◆ DESCRIPTION OF THE TASK
Output the data that follows exactly, line for line.

◆ INFORMATION PROVIDED
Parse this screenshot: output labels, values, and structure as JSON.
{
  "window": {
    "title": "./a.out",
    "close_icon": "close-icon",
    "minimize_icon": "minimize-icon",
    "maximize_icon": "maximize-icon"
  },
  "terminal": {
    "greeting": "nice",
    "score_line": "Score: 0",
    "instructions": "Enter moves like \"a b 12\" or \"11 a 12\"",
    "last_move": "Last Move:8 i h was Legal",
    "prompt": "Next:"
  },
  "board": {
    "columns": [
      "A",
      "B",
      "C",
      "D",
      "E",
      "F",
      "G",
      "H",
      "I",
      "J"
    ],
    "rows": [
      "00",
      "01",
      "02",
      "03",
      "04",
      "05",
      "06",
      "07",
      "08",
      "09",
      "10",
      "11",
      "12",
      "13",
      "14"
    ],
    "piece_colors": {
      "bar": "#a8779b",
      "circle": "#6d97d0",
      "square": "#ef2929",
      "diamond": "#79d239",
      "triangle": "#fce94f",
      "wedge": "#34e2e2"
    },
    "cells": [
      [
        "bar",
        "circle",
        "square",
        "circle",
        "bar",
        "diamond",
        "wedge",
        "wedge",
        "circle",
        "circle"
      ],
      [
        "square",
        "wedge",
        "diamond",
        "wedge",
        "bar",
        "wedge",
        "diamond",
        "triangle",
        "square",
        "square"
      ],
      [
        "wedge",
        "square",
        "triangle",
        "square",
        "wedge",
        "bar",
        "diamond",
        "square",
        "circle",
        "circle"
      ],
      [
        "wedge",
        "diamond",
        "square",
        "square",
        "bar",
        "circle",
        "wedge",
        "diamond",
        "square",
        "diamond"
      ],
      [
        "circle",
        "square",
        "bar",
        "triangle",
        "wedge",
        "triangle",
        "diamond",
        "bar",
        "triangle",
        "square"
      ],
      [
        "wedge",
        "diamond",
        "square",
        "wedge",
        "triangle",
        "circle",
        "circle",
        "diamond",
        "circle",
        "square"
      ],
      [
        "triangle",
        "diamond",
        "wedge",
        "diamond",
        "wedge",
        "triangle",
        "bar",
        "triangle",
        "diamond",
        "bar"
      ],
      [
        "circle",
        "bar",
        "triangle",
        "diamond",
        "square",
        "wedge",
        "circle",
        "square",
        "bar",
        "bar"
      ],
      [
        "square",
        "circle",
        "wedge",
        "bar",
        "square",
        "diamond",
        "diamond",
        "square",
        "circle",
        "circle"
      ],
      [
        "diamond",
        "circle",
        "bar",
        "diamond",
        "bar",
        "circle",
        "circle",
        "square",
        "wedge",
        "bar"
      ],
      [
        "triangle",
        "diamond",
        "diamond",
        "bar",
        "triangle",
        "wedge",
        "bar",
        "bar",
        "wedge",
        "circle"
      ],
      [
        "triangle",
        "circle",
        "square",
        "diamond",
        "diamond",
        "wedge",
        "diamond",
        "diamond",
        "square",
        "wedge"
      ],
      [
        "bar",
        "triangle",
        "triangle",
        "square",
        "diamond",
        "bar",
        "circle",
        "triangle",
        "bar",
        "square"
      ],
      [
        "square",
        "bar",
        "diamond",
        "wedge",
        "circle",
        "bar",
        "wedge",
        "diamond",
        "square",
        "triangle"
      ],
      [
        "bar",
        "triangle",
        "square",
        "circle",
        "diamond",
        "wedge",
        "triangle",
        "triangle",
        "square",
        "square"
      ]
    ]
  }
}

◆ EXERCISE SOLUTION
Parse this screenshot: output labels, values, and structure as JSON.
{
  "window": {
    "title": "./a.out",
    "close_icon": "close-icon",
    "minimize_icon": "minimize-icon",
    "maximize_icon": "maximize-icon"
  },
  "terminal": {
    "greeting": "nice",
    "score_line": "Score: 0",
    "instructions": "Enter moves like \"a b 12\" or \"11 a 12\"",
    "last_move": "Last Move:8 i h was Legal",
    "prompt": "Next:"
  },
  "board": {
    "columns": [
      "A",
      "B",
      "C",
      "D",
      "E",
      "F",
      "G",
      "H",
      "I",
      "J"
    ],
    "rows": [
      "00",
      "01",
      "02",
      "03",
      "04",
      "05",
      "06",
      "07",
      "08",
      "09",
      "10",
      "11",
      "12",
      "13",
      "14"
    ],
    "piece_colors": {
      "bar": "#a8779b",
      "circle": "#6d97d0",
      "square": "#ef2929",
      "diamond": "#79d239",
      "triangle": "#fce94f",
      "wedge": "#34e2e2"
    },
    "cells": [
      [
        "bar",
        "circle",
        "square",
        "circle",
        "bar",
        "diamond",
        "wedge",
        "wedge",
        "circle",
        "circle"
      ],
      [
        "square",
        "wedge",
        "diamond",
        "wedge",
        "bar",
        "wedge",
        "diamond",
        "triangle",
        "square",
        "square"
      ],
      [
        "wedge",
        "square",
        "triangle",
        "square",
        "wedge",
        "bar",
        "diamond",
        "square",
        "circle",
        "circle"
      ],
      [
        "wedge",
        "diamond",
        "square",
        "square",
        "bar",
        "circle",
        "wedge",
        "diamond",
        "square",
        "diamond"
      ],
      [
        "circle",
        "square",
        "bar",
        "triangle",
        "wedge",
        "triangle",
        "diamond",
        "bar",
        "triangle",
        "square"
      ],
      [
        "wedge",
        "diamond",
        "square",
        "wedge",
        "triangle",
        "circle",
        "circle",
        "diamond",
        "circle",
        "square"
      ],
      [
        "triangle",
        "diamond",
        "wedge",
        "diamond",
        "wedge",
        "triangle",
        "bar",
        "triangle",
        "diamond",
        "bar"
      ],
      [
        "circle",
        "bar",
        "triangle",
        "diamond",
        "square",
        "wedge",
        "circle",
        "square",
        "bar",
        "bar"
      ],
      [
        "square",
        "circle",
        "wedge",
        "bar",
        "square",
        "diamond",
        "diamond",
        "square",
        "circle",
        "circle"
      ],
      [
        "diamond",
        "circle",
        "bar",
        "diamond",
        "bar",
        "circle",
        "circle",
        "square",
        "wedge",
        "bar"
      ],
      [
        "triangle",
        "diamond",
        "diamond",
        "bar",
        "triangle",
        "wedge",
        "bar",
        "bar",
        "wedge",
        "circle"
      ],
      [
        "triangle",
        "circle",
        "square",
        "diamond",
        "diamond",
        "wedge",
        "diamond",
        "diamond",
        "square",
        "wedge"
      ],
      [
        "bar",
        "triangle",
        "triangle",
        "square",
        "diamond",
        "bar",
        "circle",
        "triangle",
        "bar",
        "square"
      ],
      [
        "square",
        "bar",
        "diamond",
        "wedge",
        "circle",
        "bar",
        "wedge",
        "diamond",
        "square",
        "triangle"
      ],
      [
        "bar",
        "triangle",
        "square",
        "circle",
        "diamond",
        "wedge",
        "triangle",
        "triangle",
        "square",
        "square"
      ]
    ]
  }
}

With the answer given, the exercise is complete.